* START Data records *
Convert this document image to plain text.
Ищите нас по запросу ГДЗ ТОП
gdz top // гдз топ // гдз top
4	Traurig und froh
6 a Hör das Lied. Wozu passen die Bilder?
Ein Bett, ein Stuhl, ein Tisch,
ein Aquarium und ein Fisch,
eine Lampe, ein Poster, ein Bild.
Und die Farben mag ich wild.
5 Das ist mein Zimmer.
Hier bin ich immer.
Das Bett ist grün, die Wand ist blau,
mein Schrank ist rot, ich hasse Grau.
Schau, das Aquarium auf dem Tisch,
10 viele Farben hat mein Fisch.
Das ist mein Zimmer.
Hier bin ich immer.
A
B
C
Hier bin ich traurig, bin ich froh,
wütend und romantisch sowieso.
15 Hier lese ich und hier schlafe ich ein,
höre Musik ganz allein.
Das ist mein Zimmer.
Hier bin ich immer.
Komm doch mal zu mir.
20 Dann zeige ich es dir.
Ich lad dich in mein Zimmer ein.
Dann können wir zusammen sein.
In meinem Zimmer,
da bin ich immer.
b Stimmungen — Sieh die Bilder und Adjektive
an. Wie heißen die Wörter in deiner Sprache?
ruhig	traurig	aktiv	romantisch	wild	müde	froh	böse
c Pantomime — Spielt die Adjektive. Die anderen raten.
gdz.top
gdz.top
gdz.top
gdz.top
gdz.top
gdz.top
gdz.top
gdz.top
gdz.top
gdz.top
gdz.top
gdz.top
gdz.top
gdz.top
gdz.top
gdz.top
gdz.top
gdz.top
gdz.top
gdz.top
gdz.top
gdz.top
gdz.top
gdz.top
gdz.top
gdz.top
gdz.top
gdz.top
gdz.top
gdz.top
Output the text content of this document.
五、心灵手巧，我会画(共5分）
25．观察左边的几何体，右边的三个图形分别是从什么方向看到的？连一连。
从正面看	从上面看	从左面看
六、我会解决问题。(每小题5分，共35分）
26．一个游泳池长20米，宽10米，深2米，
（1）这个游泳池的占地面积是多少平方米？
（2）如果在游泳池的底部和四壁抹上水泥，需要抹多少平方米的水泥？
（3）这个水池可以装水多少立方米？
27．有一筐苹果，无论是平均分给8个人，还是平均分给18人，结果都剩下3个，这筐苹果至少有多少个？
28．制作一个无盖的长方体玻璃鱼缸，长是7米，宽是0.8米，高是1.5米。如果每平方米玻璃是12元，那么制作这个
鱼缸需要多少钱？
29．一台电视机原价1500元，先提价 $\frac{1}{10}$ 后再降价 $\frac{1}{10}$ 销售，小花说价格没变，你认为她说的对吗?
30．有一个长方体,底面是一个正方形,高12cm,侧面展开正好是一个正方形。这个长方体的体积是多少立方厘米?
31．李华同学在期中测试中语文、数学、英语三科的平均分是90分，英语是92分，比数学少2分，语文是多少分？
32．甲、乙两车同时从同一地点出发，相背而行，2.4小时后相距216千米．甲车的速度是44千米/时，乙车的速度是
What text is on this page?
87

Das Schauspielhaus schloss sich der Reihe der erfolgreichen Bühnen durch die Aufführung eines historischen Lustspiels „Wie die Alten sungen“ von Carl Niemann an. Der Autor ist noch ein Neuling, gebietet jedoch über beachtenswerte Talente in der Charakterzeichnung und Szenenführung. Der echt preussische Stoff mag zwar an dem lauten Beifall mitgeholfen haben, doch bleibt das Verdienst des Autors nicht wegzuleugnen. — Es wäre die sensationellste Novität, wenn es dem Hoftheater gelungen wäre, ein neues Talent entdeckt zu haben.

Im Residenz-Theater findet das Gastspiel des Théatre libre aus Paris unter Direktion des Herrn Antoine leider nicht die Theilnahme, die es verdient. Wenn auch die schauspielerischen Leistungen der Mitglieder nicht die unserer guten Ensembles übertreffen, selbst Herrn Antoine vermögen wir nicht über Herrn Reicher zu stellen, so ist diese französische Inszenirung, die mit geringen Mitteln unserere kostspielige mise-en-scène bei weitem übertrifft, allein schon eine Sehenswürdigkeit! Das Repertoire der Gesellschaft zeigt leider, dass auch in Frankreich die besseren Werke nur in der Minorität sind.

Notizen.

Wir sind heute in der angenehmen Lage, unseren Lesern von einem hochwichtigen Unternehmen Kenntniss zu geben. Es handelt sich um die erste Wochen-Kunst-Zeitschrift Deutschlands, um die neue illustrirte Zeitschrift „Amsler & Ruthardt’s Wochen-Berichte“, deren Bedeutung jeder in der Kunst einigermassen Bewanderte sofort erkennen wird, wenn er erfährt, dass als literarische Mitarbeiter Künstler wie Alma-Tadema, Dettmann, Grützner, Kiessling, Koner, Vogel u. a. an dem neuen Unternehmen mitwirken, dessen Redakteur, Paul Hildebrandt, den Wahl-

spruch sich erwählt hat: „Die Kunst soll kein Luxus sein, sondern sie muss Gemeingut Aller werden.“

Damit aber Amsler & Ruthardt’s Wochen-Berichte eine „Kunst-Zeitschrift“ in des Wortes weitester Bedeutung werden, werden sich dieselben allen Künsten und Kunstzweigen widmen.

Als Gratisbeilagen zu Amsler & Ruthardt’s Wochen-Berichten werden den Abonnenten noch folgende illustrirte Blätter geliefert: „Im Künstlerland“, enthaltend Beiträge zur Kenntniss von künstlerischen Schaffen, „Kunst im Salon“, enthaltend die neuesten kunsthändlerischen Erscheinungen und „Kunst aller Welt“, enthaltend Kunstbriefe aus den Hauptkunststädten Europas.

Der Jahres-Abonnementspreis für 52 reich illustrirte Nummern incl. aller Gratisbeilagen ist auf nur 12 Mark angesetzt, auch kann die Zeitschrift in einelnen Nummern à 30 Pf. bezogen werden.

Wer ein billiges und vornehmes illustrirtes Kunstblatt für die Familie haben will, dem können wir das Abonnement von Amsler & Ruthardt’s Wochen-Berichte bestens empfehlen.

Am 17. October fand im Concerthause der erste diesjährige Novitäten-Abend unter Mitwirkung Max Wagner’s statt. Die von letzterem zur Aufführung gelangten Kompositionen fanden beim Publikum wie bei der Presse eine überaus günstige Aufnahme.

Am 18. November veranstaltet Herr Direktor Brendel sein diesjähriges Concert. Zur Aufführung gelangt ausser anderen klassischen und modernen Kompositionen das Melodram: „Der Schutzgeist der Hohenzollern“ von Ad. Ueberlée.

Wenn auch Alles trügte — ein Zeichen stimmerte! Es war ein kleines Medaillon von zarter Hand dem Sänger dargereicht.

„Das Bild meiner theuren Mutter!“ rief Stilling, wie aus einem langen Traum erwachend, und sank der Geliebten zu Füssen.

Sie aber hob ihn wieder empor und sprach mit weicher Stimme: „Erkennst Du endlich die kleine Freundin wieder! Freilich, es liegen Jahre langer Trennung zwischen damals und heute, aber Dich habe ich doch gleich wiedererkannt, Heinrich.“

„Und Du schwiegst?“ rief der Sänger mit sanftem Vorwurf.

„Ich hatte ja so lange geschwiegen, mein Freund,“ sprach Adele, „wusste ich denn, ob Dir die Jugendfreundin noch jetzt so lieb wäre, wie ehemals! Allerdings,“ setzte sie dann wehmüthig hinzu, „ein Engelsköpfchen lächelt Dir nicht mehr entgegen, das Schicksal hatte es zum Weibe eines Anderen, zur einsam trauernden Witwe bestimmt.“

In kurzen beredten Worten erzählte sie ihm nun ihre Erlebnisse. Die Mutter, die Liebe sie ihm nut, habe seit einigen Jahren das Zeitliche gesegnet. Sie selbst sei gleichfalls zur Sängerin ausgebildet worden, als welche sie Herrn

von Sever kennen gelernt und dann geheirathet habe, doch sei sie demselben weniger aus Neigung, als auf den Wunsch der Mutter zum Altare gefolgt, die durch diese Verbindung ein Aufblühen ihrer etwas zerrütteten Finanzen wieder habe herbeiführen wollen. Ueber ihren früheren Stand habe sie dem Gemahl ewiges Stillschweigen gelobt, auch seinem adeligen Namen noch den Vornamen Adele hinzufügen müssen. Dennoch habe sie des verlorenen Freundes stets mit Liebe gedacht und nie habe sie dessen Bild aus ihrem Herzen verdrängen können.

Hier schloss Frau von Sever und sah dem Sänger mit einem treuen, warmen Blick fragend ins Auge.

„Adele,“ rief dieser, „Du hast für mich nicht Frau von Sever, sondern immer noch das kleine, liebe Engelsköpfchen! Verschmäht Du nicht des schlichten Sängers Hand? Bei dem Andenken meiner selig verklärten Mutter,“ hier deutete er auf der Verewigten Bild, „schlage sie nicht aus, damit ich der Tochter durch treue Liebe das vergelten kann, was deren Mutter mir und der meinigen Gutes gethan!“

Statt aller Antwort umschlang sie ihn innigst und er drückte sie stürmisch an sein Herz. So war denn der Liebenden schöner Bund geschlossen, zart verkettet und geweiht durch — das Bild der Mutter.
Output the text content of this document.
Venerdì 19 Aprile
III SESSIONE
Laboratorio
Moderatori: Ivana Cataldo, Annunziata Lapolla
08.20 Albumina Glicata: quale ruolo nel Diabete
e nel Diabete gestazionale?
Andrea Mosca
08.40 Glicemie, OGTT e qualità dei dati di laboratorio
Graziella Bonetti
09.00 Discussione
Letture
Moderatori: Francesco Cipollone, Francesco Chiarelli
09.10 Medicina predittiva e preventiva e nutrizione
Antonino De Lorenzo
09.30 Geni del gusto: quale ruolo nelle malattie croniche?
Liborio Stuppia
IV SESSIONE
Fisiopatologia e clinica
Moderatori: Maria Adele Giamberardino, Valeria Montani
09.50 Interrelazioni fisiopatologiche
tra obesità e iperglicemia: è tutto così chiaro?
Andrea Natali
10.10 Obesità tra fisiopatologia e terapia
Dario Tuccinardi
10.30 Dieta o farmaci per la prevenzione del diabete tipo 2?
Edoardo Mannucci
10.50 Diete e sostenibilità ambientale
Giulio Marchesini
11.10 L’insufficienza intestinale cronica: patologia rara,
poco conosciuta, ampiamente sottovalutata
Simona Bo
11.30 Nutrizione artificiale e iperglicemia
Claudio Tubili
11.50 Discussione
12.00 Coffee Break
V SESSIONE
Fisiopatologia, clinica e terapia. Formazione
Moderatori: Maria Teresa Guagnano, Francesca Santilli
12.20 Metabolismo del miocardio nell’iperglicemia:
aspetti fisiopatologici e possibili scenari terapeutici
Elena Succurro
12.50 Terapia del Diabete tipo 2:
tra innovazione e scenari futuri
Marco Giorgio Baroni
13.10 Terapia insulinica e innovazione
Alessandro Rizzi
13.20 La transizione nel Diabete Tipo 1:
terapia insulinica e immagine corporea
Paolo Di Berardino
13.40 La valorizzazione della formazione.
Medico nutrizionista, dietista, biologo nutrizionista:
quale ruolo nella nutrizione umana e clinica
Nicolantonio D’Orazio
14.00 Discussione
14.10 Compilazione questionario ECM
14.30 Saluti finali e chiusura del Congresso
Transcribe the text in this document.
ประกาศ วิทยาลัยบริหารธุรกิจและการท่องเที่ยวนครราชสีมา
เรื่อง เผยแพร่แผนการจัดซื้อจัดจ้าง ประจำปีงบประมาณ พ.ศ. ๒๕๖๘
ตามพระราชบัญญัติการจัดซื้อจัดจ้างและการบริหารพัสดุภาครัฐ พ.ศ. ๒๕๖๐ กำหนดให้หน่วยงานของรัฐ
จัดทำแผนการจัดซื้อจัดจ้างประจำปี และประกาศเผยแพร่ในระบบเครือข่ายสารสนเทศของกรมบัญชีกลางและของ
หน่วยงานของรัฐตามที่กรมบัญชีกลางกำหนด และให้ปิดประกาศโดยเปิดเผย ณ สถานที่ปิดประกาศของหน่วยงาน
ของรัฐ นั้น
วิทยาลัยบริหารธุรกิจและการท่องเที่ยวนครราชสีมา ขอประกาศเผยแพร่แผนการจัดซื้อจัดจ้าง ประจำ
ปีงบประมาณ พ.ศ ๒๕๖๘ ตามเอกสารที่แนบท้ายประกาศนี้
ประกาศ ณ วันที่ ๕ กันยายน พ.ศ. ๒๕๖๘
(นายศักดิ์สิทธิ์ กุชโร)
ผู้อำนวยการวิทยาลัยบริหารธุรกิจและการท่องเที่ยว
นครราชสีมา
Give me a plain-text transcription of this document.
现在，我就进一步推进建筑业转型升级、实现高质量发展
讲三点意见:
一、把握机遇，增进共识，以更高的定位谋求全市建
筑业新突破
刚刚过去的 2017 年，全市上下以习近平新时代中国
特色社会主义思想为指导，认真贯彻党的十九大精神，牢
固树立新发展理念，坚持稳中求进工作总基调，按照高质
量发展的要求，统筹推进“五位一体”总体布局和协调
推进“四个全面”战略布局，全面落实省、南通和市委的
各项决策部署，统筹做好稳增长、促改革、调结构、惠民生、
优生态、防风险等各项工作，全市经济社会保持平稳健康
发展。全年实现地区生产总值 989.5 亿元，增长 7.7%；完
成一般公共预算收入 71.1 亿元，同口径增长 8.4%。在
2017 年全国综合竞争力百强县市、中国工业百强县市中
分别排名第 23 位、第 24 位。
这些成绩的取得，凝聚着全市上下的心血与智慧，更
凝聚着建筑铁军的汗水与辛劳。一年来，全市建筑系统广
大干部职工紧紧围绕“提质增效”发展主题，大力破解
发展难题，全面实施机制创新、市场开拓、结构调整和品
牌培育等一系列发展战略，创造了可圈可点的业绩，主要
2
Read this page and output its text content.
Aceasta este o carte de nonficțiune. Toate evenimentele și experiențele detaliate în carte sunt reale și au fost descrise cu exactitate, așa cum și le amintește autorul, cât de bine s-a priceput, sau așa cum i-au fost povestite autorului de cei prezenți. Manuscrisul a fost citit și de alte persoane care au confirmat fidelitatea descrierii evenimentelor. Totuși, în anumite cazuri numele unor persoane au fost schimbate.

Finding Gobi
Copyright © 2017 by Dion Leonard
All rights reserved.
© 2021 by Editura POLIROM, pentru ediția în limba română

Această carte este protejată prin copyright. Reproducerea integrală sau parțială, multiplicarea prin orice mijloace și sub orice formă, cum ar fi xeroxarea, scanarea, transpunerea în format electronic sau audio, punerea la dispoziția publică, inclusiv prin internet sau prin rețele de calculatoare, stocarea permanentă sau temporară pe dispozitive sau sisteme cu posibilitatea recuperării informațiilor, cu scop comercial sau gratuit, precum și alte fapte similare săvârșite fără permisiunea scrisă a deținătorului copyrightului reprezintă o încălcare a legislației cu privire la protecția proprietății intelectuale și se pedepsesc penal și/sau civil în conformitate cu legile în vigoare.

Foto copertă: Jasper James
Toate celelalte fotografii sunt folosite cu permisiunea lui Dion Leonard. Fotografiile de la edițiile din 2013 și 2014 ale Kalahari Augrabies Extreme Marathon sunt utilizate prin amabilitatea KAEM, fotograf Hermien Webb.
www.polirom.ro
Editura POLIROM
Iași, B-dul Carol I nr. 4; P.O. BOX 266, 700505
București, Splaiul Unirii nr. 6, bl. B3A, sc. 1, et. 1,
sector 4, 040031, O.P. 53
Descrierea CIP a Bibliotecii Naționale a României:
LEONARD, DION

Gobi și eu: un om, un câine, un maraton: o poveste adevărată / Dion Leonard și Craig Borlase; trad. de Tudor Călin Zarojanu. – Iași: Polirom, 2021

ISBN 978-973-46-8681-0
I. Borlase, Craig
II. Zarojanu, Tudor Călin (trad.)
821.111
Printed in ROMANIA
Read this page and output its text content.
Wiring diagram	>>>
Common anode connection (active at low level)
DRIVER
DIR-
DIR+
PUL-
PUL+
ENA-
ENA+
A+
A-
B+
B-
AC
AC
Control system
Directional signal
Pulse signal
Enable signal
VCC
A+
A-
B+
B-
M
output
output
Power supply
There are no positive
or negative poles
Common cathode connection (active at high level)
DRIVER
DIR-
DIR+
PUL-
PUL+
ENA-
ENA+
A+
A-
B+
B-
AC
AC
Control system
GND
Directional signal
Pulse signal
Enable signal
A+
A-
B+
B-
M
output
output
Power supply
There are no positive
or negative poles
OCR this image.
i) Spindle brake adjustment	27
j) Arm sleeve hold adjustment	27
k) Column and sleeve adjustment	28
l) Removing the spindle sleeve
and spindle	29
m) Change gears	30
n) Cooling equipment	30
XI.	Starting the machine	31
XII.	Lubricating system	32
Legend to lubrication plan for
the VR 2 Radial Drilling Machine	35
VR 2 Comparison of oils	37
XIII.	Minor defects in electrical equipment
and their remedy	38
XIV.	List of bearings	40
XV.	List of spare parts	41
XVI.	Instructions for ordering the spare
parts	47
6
* END Data records *
Exercise brief
In the material above, find the lines that contain "Editura" and show them.

Answer to the exercise
© 2021 by Editura POLIROM, pentru ediția în limba română
Editura POLIROM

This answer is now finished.